● PROVIDED PASSAGE:
┄┄┄┄┄┄┄┄┄┄
Colossians 1; Luke 23
It is a time of rising tension. Two decades of unrest and economic depression in the aftermath of war have led to the establishment of totalitarian regimes. A greater conflict seems inevitable, and attempts to act reasonably are failing one by one. It is 1938. Seeing the writing on the wall a family is enabled to flee, placing their hope in a new dream, a new sense of family, community and a free future. Yes, it’s The Sound of Music and the Von Trapp family stand for all who want to oppose totalitarianism in all its forms.
It is a time of rising tension. Superpowers are preparing to topple a dictator by going to for war in an age of remotely guided missiles and weapons of mass destruction which kill simply by being breathed. There is the possibility that a greater international conflict might erupt between nuclear powers. It is 2003 and this nation is about to go to war in Iraq. The Archbishop of York rings me up, and asks me to prepare a special Evensong at York Minster for when war is declared and our troops are sent into the way of harm.
It is a time of rising tension in a city where ancient differences are made visible on every street, and where every interaction between people marks out citizenship, belonging, oppression, identity, suppression, faith and the declaration of religious difference. Almost everyone seems to be armed, almost every interaction speaks of suspicion, fear, the presence of simmering violence. It is 2012 and the city is Jerusalem. One June day I was sitting on some old steps. They were the steps of the Temple, the ones Jesus would have climbed in his time of tension and conflict. Jerusalem in 2012 was a place of many layers.
A psalm unites 1938, 2003 and 2012. In The Sound of Music the Von Trapps are given hope when the Abbess quotes the first verse of Psalm 121: “I will lift up my eyes to the hills”. In 2003, as a new Cathedral Canon, I was casting about for a psalm to use on the outbreak of war, and it was the only one I could think of. From where was help to come? “My help shall come from the Lord, who has made heaven and earth.” The choir sang it to the chant we have just heard. I broke down, knowing I had met military personnel in York who would be involved. And I cried for the many many innocent people who would suffer in unimaginable ways.
In Jerusalem in 2012 I asked our guide about the psalms sung by pilgrims as they climbed them. The Psalms of Ascent are from 120 – 134. Our guide offered to read one in Hebrew. He said it was number 121. I broke down, thinking of all the times I had clung on to it when desperate or uncertain or down, or agonising within a dreadful situation. On steps where Jesus’s feet had trod, a psalm which predated him by 1000 years sang into a new millennium with a message of God’s presence within and despite and because of such brokenness and devastation. “The Lord will keep your life”.
┄┄┄┄┄┄┄┄┄┄
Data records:

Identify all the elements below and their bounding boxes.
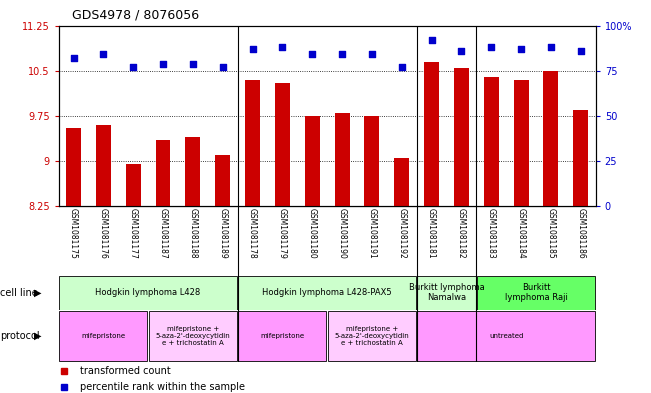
Bar: [454, 68, 469, 206]
Text: cell line: cell line: [0, 288, 38, 298]
Text: GSM1081187: GSM1081187: [159, 208, 167, 259]
Text: GSM1081182: GSM1081182: [457, 208, 466, 258]
Point: [575, 48, 586, 54]
Bar: [514, 80, 529, 206]
Text: protocol: protocol: [0, 331, 40, 341]
Text: GSM1081186: GSM1081186: [576, 208, 585, 259]
Text: GSM1081188: GSM1081188: [188, 208, 197, 258]
Text: GSM1081181: GSM1081181: [427, 208, 436, 258]
Text: ▶: ▶: [34, 288, 42, 298]
Bar: [186, 137, 201, 206]
Bar: [424, 62, 439, 206]
Text: GSM1081191: GSM1081191: [367, 208, 376, 259]
Bar: [544, 71, 559, 206]
Text: Burkitt lymphoma
Namalwa: Burkitt lymphoma Namalwa: [409, 283, 484, 303]
Text: GSM1081178: GSM1081178: [248, 208, 257, 259]
FancyBboxPatch shape: [238, 276, 416, 310]
Text: Hodgkin lymphoma L428: Hodgkin lymphoma L428: [96, 288, 201, 297]
Point: [456, 48, 467, 54]
Bar: [66, 128, 81, 206]
Text: GSM1081192: GSM1081192: [397, 208, 406, 259]
Bar: [156, 140, 171, 206]
FancyBboxPatch shape: [417, 312, 595, 360]
Bar: [215, 155, 230, 206]
Point: [187, 61, 198, 67]
Text: GSM1081183: GSM1081183: [487, 208, 495, 259]
Text: Burkitt
lymphoma Raji: Burkitt lymphoma Raji: [505, 283, 568, 303]
Bar: [126, 164, 141, 206]
Text: GSM1081185: GSM1081185: [546, 208, 555, 259]
FancyBboxPatch shape: [59, 276, 237, 310]
FancyBboxPatch shape: [238, 312, 326, 360]
Text: ▶: ▶: [34, 331, 42, 341]
Bar: [275, 83, 290, 206]
Text: GSM1081190: GSM1081190: [338, 208, 346, 259]
FancyBboxPatch shape: [59, 312, 147, 360]
Text: GSM1081175: GSM1081175: [69, 208, 78, 259]
Text: mifepristone +
5-aza-2'-deoxycytidin
e + trichostatin A: mifepristone + 5-aza-2'-deoxycytidin e +…: [156, 326, 230, 346]
Bar: [484, 77, 499, 206]
Point: [68, 55, 79, 61]
Text: percentile rank within the sample: percentile rank within the sample: [80, 382, 245, 392]
Point: [307, 51, 318, 58]
Point: [158, 61, 168, 67]
Text: untreated: untreated: [489, 333, 523, 339]
Bar: [245, 80, 260, 206]
Text: mifepristone: mifepristone: [81, 333, 126, 339]
FancyBboxPatch shape: [477, 276, 595, 310]
Point: [396, 64, 407, 70]
Text: GSM1081179: GSM1081179: [278, 208, 287, 259]
Text: mifepristone +
5-aza-2'-deoxycytidin
e + trichostatin A: mifepristone + 5-aza-2'-deoxycytidin e +…: [335, 326, 409, 346]
Text: mifepristone: mifepristone: [260, 333, 305, 339]
Text: GDS4978 / 8076056: GDS4978 / 8076056: [72, 9, 199, 22]
Text: GSM1081176: GSM1081176: [99, 208, 108, 259]
Bar: [96, 125, 111, 206]
Bar: [574, 110, 589, 206]
Point: [486, 44, 497, 50]
FancyBboxPatch shape: [328, 312, 416, 360]
Point: [128, 64, 139, 70]
Point: [516, 46, 526, 52]
Point: [426, 37, 437, 43]
Text: Hodgkin lymphoma L428-PAX5: Hodgkin lymphoma L428-PAX5: [262, 288, 392, 297]
Point: [98, 51, 109, 58]
Text: GSM1081177: GSM1081177: [129, 208, 137, 259]
Bar: [305, 116, 320, 206]
Bar: [365, 116, 380, 206]
FancyBboxPatch shape: [149, 312, 237, 360]
Point: [277, 44, 288, 50]
Text: GSM1081189: GSM1081189: [218, 208, 227, 259]
FancyBboxPatch shape: [417, 276, 476, 310]
Point: [217, 64, 228, 70]
Text: GSM1081184: GSM1081184: [517, 208, 525, 259]
Point: [546, 44, 556, 50]
Point: [367, 51, 377, 58]
Point: [337, 51, 347, 58]
Text: transformed count: transformed count: [80, 366, 171, 376]
Bar: [395, 158, 409, 206]
Bar: [335, 113, 350, 206]
Point: [247, 46, 258, 52]
Text: GSM1081180: GSM1081180: [308, 208, 316, 259]
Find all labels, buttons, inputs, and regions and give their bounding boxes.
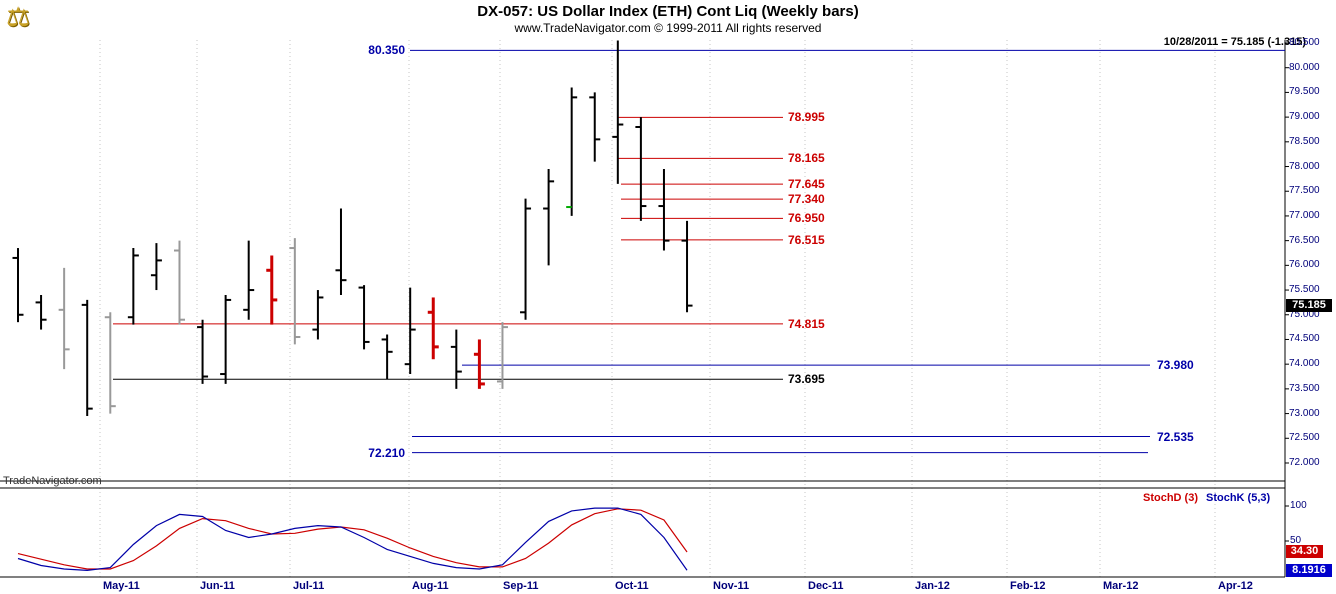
stochd-value-badge: 34.30 [1286,545,1323,559]
level-price-label: 78.165 [788,151,825,166]
x-axis-month-label: Jan-12 [915,580,950,592]
price-axis-label: 75.500 [1289,284,1320,296]
price-axis-label: 78.500 [1289,135,1320,147]
price-axis-label: 72.000 [1289,456,1320,468]
level-price-label: 76.515 [788,232,825,247]
level-price-label: 80.350 [368,43,405,58]
level-price-label: 76.950 [788,211,825,226]
price-axis-label: 75.000 [1289,308,1320,320]
level-price-label: 74.815 [788,316,825,331]
level-price-label: 73.980 [1157,358,1194,373]
chart-title: DX-057: US Dollar Index (ETH) Cont Liq (… [477,3,859,20]
level-price-label: 72.210 [368,445,405,460]
x-axis-month-label: May-11 [103,580,140,592]
price-axis-label: 79.500 [1289,86,1320,98]
stochk-value-badge: 8.1916 [1286,563,1332,577]
price-axis-label: 77.000 [1289,209,1320,221]
last-bar-annotation: 10/28/2011 = 75.185 (-1.315) [1163,36,1306,48]
price-axis-label: 78.000 [1289,160,1320,172]
watermark-text: TradeNavigator.com [3,475,102,487]
x-axis-month-label: Aug-11 [412,580,449,592]
x-axis-month-label: Feb-12 [1010,580,1046,592]
level-price-label: 77.340 [788,192,825,207]
stoch-axis-label: 100 [1290,500,1307,511]
price-axis-label: 76.500 [1289,234,1320,246]
tradenavigator-logo-icon: ⚖ [6,2,31,32]
x-axis-month-label: Dec-11 [808,580,844,592]
price-axis-label: 76.000 [1289,259,1320,271]
x-axis-month-label: Sep-11 [503,580,539,592]
x-axis-month-label: Apr-12 [1218,580,1253,592]
price-axis-label: 74.500 [1289,333,1320,345]
stochk-legend-label: StochK (5,3) [1206,492,1271,504]
level-price-label: 77.645 [788,177,825,192]
stochd-line [17,508,688,570]
level-price-label: 72.535 [1157,429,1194,444]
level-price-label: 73.695 [788,372,825,387]
stoch-axis-label: 50 [1290,535,1302,546]
price-axis-label: 77.500 [1289,185,1320,197]
price-axis-label: 80.500 [1289,37,1320,48]
stochk-line [17,507,688,572]
level-price-label: 78.995 [788,110,825,125]
price-axis-label: 72.500 [1289,432,1320,444]
price-axis-label: 73.500 [1289,382,1320,394]
x-axis-month-label: Jun-11 [200,580,235,592]
x-axis-month-label: Nov-11 [713,580,750,592]
x-axis-month-label: Mar-12 [1103,580,1139,592]
last-price-badge: 75.185 [1286,299,1332,313]
x-axis-month-label: Jul-11 [293,580,325,592]
chart-subtitle: www.TradeNavigator.com © 1999-2011 All r… [514,21,822,35]
price-axis-label: 79.000 [1289,111,1320,123]
price-axis-label: 80.000 [1289,61,1320,73]
stochd-legend-label: StochD (3) [1143,492,1198,504]
price-axis-label: 74.000 [1289,358,1320,370]
x-axis-month-label: Oct-11 [615,580,649,592]
price-axis-label: 73.000 [1289,407,1320,419]
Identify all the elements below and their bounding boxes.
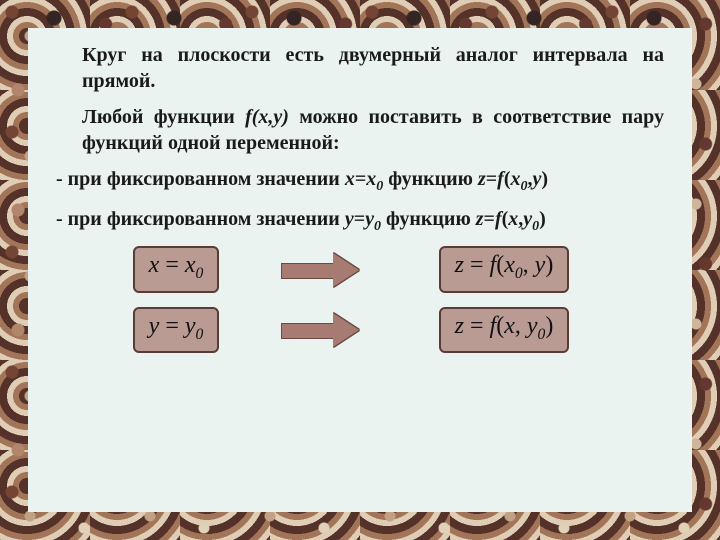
- b2-eq2-a1: x: [508, 208, 518, 230]
- r2l-rhs: y: [185, 313, 196, 339]
- paragraph-2: Любой функции f(x,y) можно поставить в с…: [56, 104, 664, 156]
- r1l-rhs: x: [185, 252, 196, 278]
- b1-eq2-r: f: [497, 168, 504, 190]
- box-x-eq-x0: x = x0: [133, 246, 220, 292]
- b1-eq1-l: x: [345, 168, 355, 190]
- p2-pre: Любой функции: [82, 106, 245, 128]
- slide-content: Круг на плоскости есть двумерный аналог …: [28, 28, 692, 512]
- b2-eq2-r: f: [495, 208, 502, 230]
- b1-eq1-r: x: [366, 168, 376, 190]
- r2l-eq: =: [159, 313, 185, 339]
- bullet-1: - при фиксированном значении x=x0 функци…: [56, 166, 664, 196]
- diagram-row-2: y = y0 z = f(x, y0): [56, 307, 664, 353]
- b1-eq2-close: ): [541, 168, 548, 190]
- r2l-sub: 0: [196, 326, 204, 343]
- r1r-a1: x: [504, 252, 515, 278]
- r1r-a2: y: [535, 252, 546, 278]
- p2-fn: f(x,y): [245, 106, 289, 128]
- r2r-sep: ,: [515, 313, 527, 339]
- diagram-row-1: x = x0 z = f(x0, y): [56, 246, 664, 292]
- row1-left-wrap: x = x0: [111, 246, 241, 292]
- r1r-close: ): [545, 252, 553, 278]
- b2-eq1-l: y: [345, 208, 354, 230]
- box-y-eq-y0: y = y0: [133, 307, 220, 353]
- r2r-a1: x: [504, 313, 515, 339]
- b1-pre: - при фиксированном значении: [56, 168, 345, 190]
- r1l-var: x: [149, 252, 160, 278]
- bullet-2: - при фиксированном значении y=y0 функци…: [56, 206, 664, 236]
- b1-eq2-l: z: [478, 168, 486, 190]
- r2r-a2: y: [527, 313, 538, 339]
- formula-diagram: x = x0 z = f(x0, y) y = y0 z = f(x, y0): [56, 246, 664, 353]
- row2-left-wrap: y = y0: [111, 307, 241, 353]
- b2-eq1-r: y: [365, 208, 374, 230]
- arrow-icon: [281, 253, 359, 287]
- b2-eq2-a2: y: [523, 208, 532, 230]
- r1l-eq: =: [159, 252, 185, 278]
- r2r-lhs: z: [455, 313, 464, 339]
- b1-eq2-open: (: [504, 168, 511, 190]
- r2l-var: y: [149, 313, 160, 339]
- b2-pre: - при фиксированном значении: [56, 208, 345, 230]
- r2r-eq: =: [464, 313, 490, 339]
- b1-eq2-a1sub: 0: [521, 179, 528, 194]
- r2r-close: ): [545, 313, 553, 339]
- b1-mid: функцию: [383, 168, 478, 190]
- paragraph-1: Круг на плоскости есть двумерный аналог …: [56, 42, 664, 94]
- b1-eq2-a1: x: [511, 168, 521, 190]
- arrow-icon: [281, 313, 359, 347]
- r1r-lhs: z: [455, 252, 464, 278]
- r1r-a1sub: 0: [515, 265, 523, 282]
- box-z-eq-fxy0: z = f(x, y0): [439, 307, 570, 353]
- b2-eq2-l: z: [476, 208, 484, 230]
- r1r-eq: =: [464, 252, 490, 278]
- r1r-sep: ,: [523, 252, 535, 278]
- b2-eq2-close: ): [539, 208, 546, 230]
- b2-mid: функцию: [381, 208, 476, 230]
- row1-right-wrap: z = f(x0, y): [399, 246, 609, 292]
- box-z-eq-fx0y: z = f(x0, y): [439, 246, 570, 292]
- row2-right-wrap: z = f(x, y0): [399, 307, 609, 353]
- r1l-sub: 0: [196, 265, 204, 282]
- b2-eq1-sub: 0: [374, 219, 381, 234]
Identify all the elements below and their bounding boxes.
┄┄┄┄┄┄┄┄┄┄
● WHAT YOU NEED TO DO:
[1] Decide whether each statement agrees with the passage on Psalm 121: (a) the Psalms of Ascent run from 120 to 134; (b) the 2003 Evensong was prepared for Westminster Abbey; (c) the guide offered to read the psalm in Greek. Answer yes or no for each, quoting the deciding words.
[2] Switch each "Jerusalem" to "Nazareth" in the passage on Psalm 121 between "It is a time of rising tension in" and "of many layers.", inclusive, and give that stretch again.
The listing is separate material with no connection to the passage on Psalm 121.

● PROBLEM SOLUTIONS:
[1]
(a) Yes: "The Psalms of Ascent are from 120 – 134."
(b) No: "prepare a special Evensong at York Minster"
(c) No: "Our guide offered to read one in Hebrew."

[2]
It is a time of rising tension in a city where ancient differences are made visible on every street, and where every interaction between people marks out citizenship, belonging, oppression, identity, suppression, faith and the declaration of religious difference. Almost everyone seems to be armed, almost every interaction speaks of suspicion, fear, the presence of simmering violence. It is 2012 and the city is Nazareth. One June day I was sitting on some old steps. They were the steps of the Temple, the ones Jesus would have climbed in his time of tension and conflict. Nazareth in 2012 was a place of many layers.